* _RECORD EXTRACTS_
++++++
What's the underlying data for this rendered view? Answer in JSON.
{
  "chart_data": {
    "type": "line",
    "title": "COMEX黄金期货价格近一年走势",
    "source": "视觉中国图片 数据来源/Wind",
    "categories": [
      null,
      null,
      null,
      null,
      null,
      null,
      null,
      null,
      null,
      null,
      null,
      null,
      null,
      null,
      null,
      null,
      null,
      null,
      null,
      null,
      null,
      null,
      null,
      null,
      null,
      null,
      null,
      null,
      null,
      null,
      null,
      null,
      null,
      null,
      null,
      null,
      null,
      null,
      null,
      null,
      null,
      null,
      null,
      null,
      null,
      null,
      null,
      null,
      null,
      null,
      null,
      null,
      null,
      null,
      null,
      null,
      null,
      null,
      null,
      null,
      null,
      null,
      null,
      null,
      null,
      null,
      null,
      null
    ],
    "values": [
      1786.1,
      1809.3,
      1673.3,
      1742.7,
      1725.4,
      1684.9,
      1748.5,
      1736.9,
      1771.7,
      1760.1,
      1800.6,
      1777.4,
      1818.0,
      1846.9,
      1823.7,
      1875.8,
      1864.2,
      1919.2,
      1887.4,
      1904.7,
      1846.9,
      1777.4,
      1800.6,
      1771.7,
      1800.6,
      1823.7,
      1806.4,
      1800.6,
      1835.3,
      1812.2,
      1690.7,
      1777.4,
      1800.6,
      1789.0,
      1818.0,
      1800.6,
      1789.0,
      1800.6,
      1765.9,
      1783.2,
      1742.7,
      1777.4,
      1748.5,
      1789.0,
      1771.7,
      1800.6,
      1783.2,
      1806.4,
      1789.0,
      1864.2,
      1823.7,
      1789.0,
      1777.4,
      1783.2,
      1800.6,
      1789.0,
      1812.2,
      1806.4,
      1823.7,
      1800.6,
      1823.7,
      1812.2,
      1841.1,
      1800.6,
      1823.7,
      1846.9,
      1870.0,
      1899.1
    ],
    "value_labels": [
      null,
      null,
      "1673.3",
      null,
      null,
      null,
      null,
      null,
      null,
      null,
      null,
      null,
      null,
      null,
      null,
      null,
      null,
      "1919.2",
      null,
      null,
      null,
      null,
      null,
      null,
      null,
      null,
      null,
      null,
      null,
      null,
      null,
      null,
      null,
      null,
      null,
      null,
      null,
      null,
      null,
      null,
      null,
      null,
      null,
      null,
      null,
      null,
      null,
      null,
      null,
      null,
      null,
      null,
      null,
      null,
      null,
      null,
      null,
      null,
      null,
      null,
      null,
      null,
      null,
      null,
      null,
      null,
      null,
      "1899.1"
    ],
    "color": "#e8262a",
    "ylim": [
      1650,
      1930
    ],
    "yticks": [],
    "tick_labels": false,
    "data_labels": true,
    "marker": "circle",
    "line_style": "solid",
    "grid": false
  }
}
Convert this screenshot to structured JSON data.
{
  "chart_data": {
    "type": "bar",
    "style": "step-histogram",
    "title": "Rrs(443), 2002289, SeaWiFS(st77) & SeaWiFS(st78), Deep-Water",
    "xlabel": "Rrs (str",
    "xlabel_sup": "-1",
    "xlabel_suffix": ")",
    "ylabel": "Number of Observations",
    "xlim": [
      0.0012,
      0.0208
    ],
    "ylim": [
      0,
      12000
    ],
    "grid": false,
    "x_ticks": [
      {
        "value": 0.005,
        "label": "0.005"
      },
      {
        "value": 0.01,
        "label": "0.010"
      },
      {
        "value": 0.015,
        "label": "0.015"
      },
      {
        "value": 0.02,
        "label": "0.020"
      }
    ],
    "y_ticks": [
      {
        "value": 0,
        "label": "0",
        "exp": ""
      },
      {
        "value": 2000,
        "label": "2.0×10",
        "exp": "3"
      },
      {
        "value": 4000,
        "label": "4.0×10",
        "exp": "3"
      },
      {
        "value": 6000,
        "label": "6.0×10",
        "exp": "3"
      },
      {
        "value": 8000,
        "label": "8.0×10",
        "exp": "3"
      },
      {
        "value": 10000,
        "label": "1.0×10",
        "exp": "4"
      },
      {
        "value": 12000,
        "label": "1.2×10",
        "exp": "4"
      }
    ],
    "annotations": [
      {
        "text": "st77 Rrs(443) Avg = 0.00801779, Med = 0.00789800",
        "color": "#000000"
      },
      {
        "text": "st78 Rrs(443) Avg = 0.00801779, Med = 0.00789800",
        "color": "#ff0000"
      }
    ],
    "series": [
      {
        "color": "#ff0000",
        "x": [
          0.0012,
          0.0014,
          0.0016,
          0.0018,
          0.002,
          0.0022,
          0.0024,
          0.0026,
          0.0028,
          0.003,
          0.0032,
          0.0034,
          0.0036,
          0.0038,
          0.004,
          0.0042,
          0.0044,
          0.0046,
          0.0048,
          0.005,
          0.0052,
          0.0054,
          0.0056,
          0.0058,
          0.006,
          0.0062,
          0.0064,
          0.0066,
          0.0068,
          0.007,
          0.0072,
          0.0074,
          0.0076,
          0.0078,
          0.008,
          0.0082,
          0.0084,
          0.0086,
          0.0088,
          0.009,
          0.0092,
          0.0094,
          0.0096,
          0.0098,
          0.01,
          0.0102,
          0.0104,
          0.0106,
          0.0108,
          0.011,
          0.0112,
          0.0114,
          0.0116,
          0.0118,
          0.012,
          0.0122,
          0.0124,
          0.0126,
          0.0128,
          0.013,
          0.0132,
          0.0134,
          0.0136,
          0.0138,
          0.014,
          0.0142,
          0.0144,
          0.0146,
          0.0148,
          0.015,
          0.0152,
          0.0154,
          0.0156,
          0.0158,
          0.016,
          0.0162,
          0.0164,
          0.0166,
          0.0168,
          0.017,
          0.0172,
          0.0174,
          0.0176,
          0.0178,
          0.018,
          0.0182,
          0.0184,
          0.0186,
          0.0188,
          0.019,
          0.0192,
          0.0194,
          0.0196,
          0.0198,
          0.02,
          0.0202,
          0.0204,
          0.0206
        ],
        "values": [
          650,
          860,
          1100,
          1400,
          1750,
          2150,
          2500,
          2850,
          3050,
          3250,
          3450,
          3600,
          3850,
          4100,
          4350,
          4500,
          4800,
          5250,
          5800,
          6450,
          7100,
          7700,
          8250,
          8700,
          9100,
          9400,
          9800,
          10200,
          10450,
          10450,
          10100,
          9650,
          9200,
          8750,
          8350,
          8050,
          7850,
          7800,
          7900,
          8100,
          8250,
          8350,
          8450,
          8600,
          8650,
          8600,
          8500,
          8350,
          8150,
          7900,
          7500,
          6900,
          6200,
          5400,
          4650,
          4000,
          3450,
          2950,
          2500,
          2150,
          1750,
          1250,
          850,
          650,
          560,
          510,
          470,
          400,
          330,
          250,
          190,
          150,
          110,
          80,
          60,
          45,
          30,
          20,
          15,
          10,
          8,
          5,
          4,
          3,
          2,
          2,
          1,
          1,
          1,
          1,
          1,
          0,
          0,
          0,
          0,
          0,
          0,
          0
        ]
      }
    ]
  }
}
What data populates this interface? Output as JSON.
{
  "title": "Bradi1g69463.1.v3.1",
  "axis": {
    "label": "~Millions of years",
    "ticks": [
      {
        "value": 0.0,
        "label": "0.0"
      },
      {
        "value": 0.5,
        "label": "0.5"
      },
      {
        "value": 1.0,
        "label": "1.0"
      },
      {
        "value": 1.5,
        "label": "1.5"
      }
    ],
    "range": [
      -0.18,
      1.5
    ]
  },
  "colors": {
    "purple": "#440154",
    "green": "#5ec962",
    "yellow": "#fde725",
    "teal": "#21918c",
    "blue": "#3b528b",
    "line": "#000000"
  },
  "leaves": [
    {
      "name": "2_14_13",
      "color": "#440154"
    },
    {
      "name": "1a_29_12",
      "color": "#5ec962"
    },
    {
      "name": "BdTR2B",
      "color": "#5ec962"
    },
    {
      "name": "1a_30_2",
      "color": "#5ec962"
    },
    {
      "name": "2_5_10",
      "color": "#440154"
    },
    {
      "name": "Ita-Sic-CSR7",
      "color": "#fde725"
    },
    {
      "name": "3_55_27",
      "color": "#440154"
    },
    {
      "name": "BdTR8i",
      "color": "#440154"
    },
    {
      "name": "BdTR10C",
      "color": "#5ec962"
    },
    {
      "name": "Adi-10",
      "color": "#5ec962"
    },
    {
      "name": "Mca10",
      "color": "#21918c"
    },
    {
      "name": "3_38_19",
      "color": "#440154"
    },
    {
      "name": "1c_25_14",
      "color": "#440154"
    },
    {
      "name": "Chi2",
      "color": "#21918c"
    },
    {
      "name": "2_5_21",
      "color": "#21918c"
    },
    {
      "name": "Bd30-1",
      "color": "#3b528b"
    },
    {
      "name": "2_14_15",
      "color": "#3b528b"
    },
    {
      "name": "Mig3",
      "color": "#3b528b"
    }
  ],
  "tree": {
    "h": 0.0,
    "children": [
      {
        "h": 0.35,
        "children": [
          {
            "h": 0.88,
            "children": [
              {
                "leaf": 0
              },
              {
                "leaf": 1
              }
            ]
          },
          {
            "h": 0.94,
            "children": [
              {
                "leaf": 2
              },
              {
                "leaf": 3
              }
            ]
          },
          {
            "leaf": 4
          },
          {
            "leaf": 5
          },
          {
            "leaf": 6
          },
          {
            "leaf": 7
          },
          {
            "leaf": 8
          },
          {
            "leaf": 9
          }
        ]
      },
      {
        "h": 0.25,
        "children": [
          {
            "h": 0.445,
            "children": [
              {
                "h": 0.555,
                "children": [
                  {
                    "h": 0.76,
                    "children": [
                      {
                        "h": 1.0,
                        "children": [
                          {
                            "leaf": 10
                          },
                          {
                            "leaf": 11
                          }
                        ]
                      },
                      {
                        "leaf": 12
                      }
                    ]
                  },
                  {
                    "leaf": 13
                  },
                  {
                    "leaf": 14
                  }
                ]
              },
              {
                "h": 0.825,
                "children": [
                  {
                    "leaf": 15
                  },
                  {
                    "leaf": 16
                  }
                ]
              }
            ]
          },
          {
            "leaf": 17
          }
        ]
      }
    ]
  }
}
++++++
* _SET TASK_
Find every line that includes the string "What". Report how many there are and nothing else.

* _CORRECT RESPONSE_
2